** Start of Record list **

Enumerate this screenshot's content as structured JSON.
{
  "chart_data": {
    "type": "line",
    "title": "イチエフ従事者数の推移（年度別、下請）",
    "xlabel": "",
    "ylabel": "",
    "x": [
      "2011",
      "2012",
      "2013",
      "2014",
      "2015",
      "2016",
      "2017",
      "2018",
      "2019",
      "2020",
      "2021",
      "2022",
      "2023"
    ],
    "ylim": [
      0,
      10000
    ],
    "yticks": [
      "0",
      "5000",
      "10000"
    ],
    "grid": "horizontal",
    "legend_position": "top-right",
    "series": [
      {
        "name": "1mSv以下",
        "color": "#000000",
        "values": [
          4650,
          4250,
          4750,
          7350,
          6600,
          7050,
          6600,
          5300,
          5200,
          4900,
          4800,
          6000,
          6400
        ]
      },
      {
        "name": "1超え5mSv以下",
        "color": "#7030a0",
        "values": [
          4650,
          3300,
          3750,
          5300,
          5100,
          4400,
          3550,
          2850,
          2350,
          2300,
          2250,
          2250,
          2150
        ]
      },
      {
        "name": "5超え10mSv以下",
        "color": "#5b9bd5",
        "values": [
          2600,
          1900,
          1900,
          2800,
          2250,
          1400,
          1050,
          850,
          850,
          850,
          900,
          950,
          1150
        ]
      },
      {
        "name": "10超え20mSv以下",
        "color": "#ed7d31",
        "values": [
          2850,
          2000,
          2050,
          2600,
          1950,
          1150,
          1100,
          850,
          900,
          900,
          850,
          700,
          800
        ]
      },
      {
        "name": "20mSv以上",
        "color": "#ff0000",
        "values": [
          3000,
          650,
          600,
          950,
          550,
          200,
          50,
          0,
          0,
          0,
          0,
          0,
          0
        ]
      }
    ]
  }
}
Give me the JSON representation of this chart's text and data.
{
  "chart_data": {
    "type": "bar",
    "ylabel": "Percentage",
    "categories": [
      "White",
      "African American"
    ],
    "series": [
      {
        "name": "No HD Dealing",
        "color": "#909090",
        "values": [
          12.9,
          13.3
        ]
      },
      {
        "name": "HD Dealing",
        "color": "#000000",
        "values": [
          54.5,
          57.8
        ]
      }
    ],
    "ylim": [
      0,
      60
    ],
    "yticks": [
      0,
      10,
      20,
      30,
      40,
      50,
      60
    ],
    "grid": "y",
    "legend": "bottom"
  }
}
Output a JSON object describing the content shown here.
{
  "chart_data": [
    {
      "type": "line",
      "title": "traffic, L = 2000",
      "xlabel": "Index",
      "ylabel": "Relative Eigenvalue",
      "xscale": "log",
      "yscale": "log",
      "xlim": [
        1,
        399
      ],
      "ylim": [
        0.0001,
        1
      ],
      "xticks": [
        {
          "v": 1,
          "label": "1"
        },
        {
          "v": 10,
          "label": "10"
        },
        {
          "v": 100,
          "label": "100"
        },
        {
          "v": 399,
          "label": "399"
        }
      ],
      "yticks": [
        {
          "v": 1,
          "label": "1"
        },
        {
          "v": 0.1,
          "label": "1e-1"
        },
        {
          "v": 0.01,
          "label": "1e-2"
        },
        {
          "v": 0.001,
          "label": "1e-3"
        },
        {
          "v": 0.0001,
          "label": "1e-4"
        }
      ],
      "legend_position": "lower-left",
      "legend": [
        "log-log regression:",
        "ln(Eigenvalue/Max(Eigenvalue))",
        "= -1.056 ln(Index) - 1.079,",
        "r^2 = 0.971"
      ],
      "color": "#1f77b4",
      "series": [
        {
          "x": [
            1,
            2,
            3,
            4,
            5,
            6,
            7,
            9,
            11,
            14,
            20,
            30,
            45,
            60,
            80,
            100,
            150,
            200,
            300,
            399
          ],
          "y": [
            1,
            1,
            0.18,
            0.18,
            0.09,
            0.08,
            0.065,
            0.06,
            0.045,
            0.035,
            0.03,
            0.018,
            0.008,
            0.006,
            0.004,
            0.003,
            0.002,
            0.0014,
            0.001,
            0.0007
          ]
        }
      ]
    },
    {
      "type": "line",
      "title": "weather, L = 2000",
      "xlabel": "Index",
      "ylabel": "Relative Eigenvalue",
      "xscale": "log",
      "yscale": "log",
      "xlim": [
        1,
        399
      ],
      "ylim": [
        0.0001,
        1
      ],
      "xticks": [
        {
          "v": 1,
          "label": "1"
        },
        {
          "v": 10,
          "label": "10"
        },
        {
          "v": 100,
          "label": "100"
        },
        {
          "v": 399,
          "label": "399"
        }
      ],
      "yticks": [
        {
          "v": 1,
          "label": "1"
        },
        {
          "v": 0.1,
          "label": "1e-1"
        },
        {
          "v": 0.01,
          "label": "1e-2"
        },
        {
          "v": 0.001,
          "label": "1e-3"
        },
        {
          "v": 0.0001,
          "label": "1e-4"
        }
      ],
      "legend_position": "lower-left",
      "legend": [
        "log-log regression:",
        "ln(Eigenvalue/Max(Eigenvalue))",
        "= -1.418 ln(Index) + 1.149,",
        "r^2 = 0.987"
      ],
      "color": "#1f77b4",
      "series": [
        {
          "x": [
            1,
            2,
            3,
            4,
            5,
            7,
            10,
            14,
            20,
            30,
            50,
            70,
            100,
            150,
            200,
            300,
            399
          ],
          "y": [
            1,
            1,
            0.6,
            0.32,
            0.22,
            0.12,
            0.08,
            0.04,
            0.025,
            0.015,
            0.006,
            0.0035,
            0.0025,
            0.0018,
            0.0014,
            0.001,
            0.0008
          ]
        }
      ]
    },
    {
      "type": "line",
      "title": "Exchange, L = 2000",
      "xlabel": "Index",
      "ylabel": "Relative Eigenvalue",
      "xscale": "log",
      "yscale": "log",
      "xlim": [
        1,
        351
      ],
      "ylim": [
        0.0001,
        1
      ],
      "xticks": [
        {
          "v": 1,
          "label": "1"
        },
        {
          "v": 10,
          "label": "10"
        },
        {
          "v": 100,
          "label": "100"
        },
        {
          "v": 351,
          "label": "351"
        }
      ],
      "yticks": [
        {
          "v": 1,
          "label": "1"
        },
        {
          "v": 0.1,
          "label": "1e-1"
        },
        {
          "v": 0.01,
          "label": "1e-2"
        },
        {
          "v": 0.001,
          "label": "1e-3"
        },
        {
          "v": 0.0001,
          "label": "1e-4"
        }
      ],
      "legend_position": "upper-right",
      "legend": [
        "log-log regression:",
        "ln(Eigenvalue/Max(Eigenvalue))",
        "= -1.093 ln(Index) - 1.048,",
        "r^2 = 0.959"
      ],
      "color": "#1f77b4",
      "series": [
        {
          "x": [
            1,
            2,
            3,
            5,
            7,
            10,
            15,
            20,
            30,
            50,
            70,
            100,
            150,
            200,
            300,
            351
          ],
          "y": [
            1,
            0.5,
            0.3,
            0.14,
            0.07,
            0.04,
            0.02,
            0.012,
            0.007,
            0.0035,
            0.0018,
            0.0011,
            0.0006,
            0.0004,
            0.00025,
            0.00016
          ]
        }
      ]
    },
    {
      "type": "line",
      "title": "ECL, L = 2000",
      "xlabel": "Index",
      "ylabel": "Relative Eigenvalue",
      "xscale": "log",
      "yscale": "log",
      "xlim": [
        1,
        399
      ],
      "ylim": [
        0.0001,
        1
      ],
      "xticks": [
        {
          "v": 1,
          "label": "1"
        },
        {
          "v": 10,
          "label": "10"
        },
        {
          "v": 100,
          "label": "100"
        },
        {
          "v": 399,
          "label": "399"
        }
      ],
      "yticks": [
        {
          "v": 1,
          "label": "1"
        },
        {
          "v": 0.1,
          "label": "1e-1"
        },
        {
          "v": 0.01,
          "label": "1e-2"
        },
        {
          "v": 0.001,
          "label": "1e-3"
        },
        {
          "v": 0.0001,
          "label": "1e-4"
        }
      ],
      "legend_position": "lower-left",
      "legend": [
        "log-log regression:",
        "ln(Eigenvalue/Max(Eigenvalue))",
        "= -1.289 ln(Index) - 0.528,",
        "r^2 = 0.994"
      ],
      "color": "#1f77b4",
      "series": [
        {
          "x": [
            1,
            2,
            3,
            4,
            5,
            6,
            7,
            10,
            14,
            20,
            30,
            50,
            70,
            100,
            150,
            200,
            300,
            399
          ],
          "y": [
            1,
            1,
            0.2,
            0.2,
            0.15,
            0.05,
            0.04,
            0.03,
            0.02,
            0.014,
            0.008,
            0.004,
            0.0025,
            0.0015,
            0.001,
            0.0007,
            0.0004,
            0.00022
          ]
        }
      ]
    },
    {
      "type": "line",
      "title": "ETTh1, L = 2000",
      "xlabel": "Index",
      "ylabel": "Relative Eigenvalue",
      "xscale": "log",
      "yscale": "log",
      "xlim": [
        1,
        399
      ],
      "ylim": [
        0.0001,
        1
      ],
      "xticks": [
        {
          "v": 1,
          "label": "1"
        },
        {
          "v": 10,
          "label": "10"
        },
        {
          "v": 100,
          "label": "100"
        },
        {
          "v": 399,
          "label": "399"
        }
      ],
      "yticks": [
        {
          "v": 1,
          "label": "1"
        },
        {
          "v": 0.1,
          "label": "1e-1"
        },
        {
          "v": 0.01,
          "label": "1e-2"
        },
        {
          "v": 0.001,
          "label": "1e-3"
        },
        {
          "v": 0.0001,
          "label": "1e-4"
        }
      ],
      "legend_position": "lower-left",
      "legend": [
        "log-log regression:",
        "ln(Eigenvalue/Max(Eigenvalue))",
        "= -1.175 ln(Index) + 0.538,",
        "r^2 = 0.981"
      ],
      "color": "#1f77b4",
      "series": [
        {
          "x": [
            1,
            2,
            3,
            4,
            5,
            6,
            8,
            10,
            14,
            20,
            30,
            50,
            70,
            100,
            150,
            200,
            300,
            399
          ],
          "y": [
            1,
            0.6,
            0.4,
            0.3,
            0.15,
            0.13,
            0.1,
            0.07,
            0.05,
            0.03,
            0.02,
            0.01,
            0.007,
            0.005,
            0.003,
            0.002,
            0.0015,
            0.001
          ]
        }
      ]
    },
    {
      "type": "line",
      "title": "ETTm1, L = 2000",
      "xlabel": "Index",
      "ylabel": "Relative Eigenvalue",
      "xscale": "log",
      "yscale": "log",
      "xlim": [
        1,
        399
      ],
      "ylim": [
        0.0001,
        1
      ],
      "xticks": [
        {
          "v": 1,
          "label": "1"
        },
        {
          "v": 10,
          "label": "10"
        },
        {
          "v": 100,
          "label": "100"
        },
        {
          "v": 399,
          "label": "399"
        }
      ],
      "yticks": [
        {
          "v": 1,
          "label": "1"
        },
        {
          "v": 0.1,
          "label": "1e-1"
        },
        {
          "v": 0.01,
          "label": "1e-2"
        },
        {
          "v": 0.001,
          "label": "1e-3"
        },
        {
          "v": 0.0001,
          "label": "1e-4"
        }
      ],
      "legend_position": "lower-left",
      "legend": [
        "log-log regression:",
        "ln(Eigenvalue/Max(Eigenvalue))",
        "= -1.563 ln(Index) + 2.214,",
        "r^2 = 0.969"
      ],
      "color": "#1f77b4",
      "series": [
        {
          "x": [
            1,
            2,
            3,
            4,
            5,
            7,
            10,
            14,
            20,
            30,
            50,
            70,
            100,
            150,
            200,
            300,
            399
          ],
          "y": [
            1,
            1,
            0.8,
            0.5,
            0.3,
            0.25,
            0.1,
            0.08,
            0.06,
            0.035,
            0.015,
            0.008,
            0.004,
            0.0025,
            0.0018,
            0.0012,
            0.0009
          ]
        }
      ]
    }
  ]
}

** End of Record list **

Exercise aim - Tell how many lines in the material contain the word "right". Only the number is wanted.

Full solution - 2